(Data excerpts)
———

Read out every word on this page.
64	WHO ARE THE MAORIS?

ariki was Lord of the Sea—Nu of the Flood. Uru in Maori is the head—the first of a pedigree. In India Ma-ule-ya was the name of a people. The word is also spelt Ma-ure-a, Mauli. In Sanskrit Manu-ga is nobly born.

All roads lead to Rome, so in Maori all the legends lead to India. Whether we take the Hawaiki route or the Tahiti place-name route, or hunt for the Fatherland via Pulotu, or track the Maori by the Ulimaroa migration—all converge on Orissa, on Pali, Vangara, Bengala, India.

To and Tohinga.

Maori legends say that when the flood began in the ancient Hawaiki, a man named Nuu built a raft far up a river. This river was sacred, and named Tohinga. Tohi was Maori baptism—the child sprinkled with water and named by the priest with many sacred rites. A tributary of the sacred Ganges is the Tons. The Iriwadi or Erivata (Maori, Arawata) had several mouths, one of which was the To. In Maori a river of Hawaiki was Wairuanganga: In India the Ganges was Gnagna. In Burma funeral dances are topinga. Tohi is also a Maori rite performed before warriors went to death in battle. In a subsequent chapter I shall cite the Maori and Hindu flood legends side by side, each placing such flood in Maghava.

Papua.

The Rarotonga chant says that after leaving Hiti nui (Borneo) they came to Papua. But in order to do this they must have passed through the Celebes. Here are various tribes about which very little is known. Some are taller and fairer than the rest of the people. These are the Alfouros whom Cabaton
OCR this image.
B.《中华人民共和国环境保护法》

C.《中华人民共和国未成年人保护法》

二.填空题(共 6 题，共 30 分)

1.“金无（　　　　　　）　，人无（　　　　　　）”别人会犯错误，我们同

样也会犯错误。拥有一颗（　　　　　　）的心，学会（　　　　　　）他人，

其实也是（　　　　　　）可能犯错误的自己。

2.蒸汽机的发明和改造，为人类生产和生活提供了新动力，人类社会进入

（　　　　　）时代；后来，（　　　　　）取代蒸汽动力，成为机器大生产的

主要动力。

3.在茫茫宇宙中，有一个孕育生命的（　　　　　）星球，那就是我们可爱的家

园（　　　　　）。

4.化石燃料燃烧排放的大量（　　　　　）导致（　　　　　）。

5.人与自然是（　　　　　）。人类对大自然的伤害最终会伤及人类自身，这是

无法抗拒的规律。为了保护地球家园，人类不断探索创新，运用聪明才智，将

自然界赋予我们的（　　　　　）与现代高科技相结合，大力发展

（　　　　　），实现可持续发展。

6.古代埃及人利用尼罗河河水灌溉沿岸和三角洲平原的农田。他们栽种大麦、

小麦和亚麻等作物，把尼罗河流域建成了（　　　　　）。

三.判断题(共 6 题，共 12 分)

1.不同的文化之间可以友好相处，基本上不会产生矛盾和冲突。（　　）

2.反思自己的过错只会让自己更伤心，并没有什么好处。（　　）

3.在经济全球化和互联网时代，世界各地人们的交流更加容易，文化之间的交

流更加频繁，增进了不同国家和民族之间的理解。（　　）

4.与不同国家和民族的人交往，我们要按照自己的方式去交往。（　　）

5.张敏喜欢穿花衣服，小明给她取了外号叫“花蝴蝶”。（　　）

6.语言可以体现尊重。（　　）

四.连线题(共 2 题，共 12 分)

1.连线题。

———

Problem
Extract all the material, leaving every line as it is.

The result
Read out every word on this page.
64	WHO ARE THE MAORIS?

ariki was Lord of the Sea—Nu of the Flood. Uru in Maori is the head—the first of a pedigree. In India Ma-ule-ya was the name of a people. The word is also spelt Ma-ure-a, Mauli. In Sanskrit Manu-ga is nobly born.

All roads lead to Rome, so in Maori all the legends lead to India. Whether we take the Hawaiki route or the Tahiti place-name route, or hunt for the Fatherland via Pulotu, or track the Maori by the Ulimaroa migration—all converge on Orissa, on Pali, Vangara, Bengala, India.

To and Tohinga.

Maori legends say that when the flood began in the ancient Hawaiki, a man named Nuu built a raft far up a river. This river was sacred, and named Tohinga. Tohi was Maori baptism—the child sprinkled with water and named by the priest with many sacred rites. A tributary of the sacred Ganges is the Tons. The Iriwadi or Erivata (Maori, Arawata) had several mouths, one of which was the To. In Maori a river of Hawaiki was Wairuanganga: In India the Ganges was Gnagna. In Burma funeral dances are topinga. Tohi is also a Maori rite performed before warriors went to death in battle. In a subsequent chapter I shall cite the Maori and Hindu flood legends side by side, each placing such flood in Maghava.

Papua.

The Rarotonga chant says that after leaving Hiti nui (Borneo) they came to Papua. But in order to do this they must have passed through the Celebes. Here are various tribes about which very little is known. Some are taller and fairer than the rest of the people. These are the Alfouros whom Cabaton
OCR this image.
B.《中华人民共和国环境保护法》

C.《中华人民共和国未成年人保护法》

二.填空题(共 6 题，共 30 分)

1.“金无（　　　　　　）　，人无（　　　　　　）”别人会犯错误，我们同

样也会犯错误。拥有一颗（　　　　　　）的心，学会（　　　　　　）他人，

其实也是（　　　　　　）可能犯错误的自己。

2.蒸汽机的发明和改造，为人类生产和生活提供了新动力，人类社会进入

（　　　　　）时代；后来，（　　　　　）取代蒸汽动力，成为机器大生产的

主要动力。

3.在茫茫宇宙中，有一个孕育生命的（　　　　　）星球，那就是我们可爱的家

园（　　　　　）。

4.化石燃料燃烧排放的大量（　　　　　）导致（　　　　　）。

5.人与自然是（　　　　　）。人类对大自然的伤害最终会伤及人类自身，这是

无法抗拒的规律。为了保护地球家园，人类不断探索创新，运用聪明才智，将

自然界赋予我们的（　　　　　）与现代高科技相结合，大力发展

（　　　　　），实现可持续发展。

6.古代埃及人利用尼罗河河水灌溉沿岸和三角洲平原的农田。他们栽种大麦、

小麦和亚麻等作物，把尼罗河流域建成了（　　　　　）。

三.判断题(共 6 题，共 12 分)

1.不同的文化之间可以友好相处，基本上不会产生矛盾和冲突。（　　）

2.反思自己的过错只会让自己更伤心，并没有什么好处。（　　）

3.在经济全球化和互联网时代，世界各地人们的交流更加容易，文化之间的交

流更加频繁，增进了不同国家和民族之间的理解。（　　）

4.与不同国家和民族的人交往，我们要按照自己的方式去交往。（　　）

5.张敏喜欢穿花衣服，小明给她取了外号叫“花蝴蝶”。（　　）

6.语言可以体现尊重。（　　）

四.连线题(共 2 题，共 12 分)

1.连线题。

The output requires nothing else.